• MATERIAL FOR THE TASK
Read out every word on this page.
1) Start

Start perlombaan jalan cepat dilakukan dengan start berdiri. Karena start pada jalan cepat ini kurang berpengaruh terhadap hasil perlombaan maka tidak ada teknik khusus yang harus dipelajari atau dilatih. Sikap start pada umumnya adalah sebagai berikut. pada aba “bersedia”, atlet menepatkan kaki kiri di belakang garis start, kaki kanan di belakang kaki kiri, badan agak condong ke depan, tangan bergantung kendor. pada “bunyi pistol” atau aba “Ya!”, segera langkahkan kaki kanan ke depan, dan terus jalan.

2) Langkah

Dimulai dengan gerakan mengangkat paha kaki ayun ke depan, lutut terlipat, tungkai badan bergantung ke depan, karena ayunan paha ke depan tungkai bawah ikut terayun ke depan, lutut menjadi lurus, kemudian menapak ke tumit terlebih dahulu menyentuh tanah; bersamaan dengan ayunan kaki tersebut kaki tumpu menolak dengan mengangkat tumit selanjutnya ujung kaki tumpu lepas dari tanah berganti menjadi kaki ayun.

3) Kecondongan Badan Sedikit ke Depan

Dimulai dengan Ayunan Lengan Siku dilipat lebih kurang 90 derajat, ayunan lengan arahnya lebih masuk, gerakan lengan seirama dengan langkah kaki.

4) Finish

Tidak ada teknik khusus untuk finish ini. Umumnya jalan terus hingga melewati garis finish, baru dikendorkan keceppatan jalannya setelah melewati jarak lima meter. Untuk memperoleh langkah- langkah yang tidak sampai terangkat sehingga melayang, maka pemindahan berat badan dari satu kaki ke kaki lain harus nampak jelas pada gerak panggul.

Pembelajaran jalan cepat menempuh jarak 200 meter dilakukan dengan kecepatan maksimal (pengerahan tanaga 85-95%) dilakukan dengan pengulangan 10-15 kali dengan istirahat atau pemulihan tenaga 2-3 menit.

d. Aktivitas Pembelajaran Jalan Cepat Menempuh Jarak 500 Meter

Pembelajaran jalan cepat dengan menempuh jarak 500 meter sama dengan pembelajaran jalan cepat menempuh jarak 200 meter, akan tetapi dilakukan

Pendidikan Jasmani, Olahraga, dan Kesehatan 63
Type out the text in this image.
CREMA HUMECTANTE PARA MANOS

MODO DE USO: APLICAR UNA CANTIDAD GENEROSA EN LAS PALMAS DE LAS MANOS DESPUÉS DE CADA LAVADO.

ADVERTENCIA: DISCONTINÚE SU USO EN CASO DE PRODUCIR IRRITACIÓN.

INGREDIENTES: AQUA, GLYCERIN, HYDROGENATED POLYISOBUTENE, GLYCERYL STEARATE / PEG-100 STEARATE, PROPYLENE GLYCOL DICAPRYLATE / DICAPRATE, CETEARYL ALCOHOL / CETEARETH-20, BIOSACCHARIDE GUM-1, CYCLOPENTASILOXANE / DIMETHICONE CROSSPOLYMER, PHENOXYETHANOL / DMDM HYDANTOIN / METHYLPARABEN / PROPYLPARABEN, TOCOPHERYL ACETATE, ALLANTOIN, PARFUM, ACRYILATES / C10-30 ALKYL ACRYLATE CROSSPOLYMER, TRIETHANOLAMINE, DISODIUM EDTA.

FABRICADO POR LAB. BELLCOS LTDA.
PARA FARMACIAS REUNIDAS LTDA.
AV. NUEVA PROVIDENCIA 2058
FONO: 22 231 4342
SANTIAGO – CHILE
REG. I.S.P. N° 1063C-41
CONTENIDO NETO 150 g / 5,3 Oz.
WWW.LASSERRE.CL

• WORK INSTRUCTIONS
Each of the records should be retyped exactly.

• RESPONSE FOR THIS EXERCISE
Read out every word on this page.
1) Start

Start perlombaan jalan cepat dilakukan dengan start berdiri. Karena start pada jalan cepat ini kurang berpengaruh terhadap hasil perlombaan maka tidak ada teknik khusus yang harus dipelajari atau dilatih. Sikap start pada umumnya adalah sebagai berikut. pada aba “bersedia”, atlet menepatkan kaki kiri di belakang garis start, kaki kanan di belakang kaki kiri, badan agak condong ke depan, tangan bergantung kendor. pada “bunyi pistol” atau aba “Ya!”, segera langkahkan kaki kanan ke depan, dan terus jalan.

2) Langkah

Dimulai dengan gerakan mengangkat paha kaki ayun ke depan, lutut terlipat, tungkai badan bergantung ke depan, karena ayunan paha ke depan tungkai bawah ikut terayun ke depan, lutut menjadi lurus, kemudian menapak ke tumit terlebih dahulu menyentuh tanah; bersamaan dengan ayunan kaki tersebut kaki tumpu menolak dengan mengangkat tumit selanjutnya ujung kaki tumpu lepas dari tanah berganti menjadi kaki ayun.

3) Kecondongan Badan Sedikit ke Depan

Dimulai dengan Ayunan Lengan Siku dilipat lebih kurang 90 derajat, ayunan lengan arahnya lebih masuk, gerakan lengan seirama dengan langkah kaki.

4) Finish

Tidak ada teknik khusus untuk finish ini. Umumnya jalan terus hingga melewati garis finish, baru dikendorkan keceppatan jalannya setelah melewati jarak lima meter. Untuk memperoleh langkah- langkah yang tidak sampai terangkat sehingga melayang, maka pemindahan berat badan dari satu kaki ke kaki lain harus nampak jelas pada gerak panggul.

Pembelajaran jalan cepat menempuh jarak 200 meter dilakukan dengan kecepatan maksimal (pengerahan tanaga 85-95%) dilakukan dengan pengulangan 10-15 kali dengan istirahat atau pemulihan tenaga 2-3 menit.

d. Aktivitas Pembelajaran Jalan Cepat Menempuh Jarak 500 Meter

Pembelajaran jalan cepat dengan menempuh jarak 500 meter sama dengan pembelajaran jalan cepat menempuh jarak 200 meter, akan tetapi dilakukan

Pendidikan Jasmani, Olahraga, dan Kesehatan 63
Type out the text in this image.
CREMA HUMECTANTE PARA MANOS

MODO DE USO: APLICAR UNA CANTIDAD GENEROSA EN LAS PALMAS DE LAS MANOS DESPUÉS DE CADA LAVADO.

ADVERTENCIA: DISCONTINÚE SU USO EN CASO DE PRODUCIR IRRITACIÓN.

INGREDIENTES: AQUA, GLYCERIN, HYDROGENATED POLYISOBUTENE, GLYCERYL STEARATE / PEG-100 STEARATE, PROPYLENE GLYCOL DICAPRYLATE / DICAPRATE, CETEARYL ALCOHOL / CETEARETH-20, BIOSACCHARIDE GUM-1, CYCLOPENTASILOXANE / DIMETHICONE CROSSPOLYMER, PHENOXYETHANOL / DMDM HYDANTOIN / METHYLPARABEN / PROPYLPARABEN, TOCOPHERYL ACETATE, ALLANTOIN, PARFUM, ACRYILATES / C10-30 ALKYL ACRYLATE CROSSPOLYMER, TRIETHANOLAMINE, DISODIUM EDTA.

FABRICADO POR LAB. BELLCOS LTDA.
PARA FARMACIAS REUNIDAS LTDA.
AV. NUEVA PROVIDENCIA 2058
FONO: 22 231 4342
SANTIAGO – CHILE
REG. I.S.P. N° 1063C-41
CONTENIDO NETO 150 g / 5,3 Oz.
WWW.LASSERRE.CL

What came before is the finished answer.